WRITTEN REQUEST ::
Format the lines from the start of the items through the line containing "center-field[interactable]: CP. TEODORO", inclusive, as a JSON list of strings with one string per line, omitting any blank lines.

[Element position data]
:::

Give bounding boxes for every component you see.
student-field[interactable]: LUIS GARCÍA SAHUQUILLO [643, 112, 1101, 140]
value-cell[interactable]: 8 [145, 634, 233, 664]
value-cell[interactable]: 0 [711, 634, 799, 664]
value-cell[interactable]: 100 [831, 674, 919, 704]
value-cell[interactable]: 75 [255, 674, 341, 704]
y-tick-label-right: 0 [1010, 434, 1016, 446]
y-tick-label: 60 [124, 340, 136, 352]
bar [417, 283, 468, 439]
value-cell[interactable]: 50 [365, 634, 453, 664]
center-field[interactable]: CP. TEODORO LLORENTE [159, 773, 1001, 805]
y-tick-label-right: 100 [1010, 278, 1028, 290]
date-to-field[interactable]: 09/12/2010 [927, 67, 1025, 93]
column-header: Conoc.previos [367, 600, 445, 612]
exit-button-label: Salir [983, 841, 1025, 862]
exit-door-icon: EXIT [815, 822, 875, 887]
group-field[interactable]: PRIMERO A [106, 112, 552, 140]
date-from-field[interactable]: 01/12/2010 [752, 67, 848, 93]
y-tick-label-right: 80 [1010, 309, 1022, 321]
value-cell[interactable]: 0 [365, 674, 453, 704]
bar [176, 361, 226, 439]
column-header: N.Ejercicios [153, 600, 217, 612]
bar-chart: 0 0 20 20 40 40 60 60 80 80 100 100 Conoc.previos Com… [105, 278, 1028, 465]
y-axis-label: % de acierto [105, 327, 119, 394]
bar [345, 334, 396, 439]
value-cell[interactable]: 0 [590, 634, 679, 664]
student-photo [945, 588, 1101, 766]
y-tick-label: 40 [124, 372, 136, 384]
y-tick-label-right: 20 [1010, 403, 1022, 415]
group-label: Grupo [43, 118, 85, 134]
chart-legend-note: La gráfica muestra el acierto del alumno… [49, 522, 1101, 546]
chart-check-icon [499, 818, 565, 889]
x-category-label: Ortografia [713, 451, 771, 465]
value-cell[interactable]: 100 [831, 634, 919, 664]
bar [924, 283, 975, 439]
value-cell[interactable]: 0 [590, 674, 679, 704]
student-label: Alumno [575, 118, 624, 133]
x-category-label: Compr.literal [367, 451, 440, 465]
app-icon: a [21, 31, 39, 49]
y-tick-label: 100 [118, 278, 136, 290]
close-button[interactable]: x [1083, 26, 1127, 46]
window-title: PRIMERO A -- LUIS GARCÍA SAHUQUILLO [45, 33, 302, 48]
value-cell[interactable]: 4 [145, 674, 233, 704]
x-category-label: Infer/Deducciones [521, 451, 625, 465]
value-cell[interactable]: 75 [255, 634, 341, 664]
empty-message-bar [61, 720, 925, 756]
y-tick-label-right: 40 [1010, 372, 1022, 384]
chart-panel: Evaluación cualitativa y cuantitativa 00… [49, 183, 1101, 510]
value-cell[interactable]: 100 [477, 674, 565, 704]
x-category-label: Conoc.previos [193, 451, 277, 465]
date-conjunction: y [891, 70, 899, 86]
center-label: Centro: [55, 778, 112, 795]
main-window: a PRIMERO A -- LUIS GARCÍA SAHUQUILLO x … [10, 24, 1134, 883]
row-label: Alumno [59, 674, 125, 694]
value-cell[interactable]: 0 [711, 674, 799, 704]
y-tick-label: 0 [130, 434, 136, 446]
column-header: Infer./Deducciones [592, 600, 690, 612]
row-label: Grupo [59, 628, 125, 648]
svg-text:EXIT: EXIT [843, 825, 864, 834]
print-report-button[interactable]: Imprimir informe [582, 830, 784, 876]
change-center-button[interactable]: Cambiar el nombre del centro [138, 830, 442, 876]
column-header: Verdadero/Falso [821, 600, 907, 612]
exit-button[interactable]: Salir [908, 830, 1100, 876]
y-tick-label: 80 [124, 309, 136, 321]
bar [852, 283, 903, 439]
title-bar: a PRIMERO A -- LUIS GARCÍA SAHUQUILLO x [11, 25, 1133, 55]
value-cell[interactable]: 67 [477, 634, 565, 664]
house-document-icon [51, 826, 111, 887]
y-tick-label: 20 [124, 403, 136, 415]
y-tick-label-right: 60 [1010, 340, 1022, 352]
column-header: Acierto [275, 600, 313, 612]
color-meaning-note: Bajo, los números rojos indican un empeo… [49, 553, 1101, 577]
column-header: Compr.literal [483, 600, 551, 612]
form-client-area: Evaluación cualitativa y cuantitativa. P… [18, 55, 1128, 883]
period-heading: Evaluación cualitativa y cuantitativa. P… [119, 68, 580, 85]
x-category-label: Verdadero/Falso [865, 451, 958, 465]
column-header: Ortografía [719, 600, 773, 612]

:::

EXERCISE ANSWER ::
[
  "Give bounding boxes for every component you see.",
  "student-field[interactable]: LUIS GARCÍA SAHUQUILLO [643, 112, 1101, 140]",
  "value-cell[interactable]: 8 [145, 634, 233, 664]",
  "value-cell[interactable]: 0 [711, 634, 799, 664]",
  "value-cell[interactable]: 100 [831, 674, 919, 704]",
  "value-cell[interactable]: 75 [255, 674, 341, 704]",
  "y-tick-label-right: 0 [1010, 434, 1016, 446]",
  "y-tick-label: 60 [124, 340, 136, 352]",
  "bar [417, 283, 468, 439]",
  "value-cell[interactable]: 50 [365, 634, 453, 664]",
  "center-field[interactable]: CP. TEODORO LLORENTE [159, 773, 1001, 805]"
]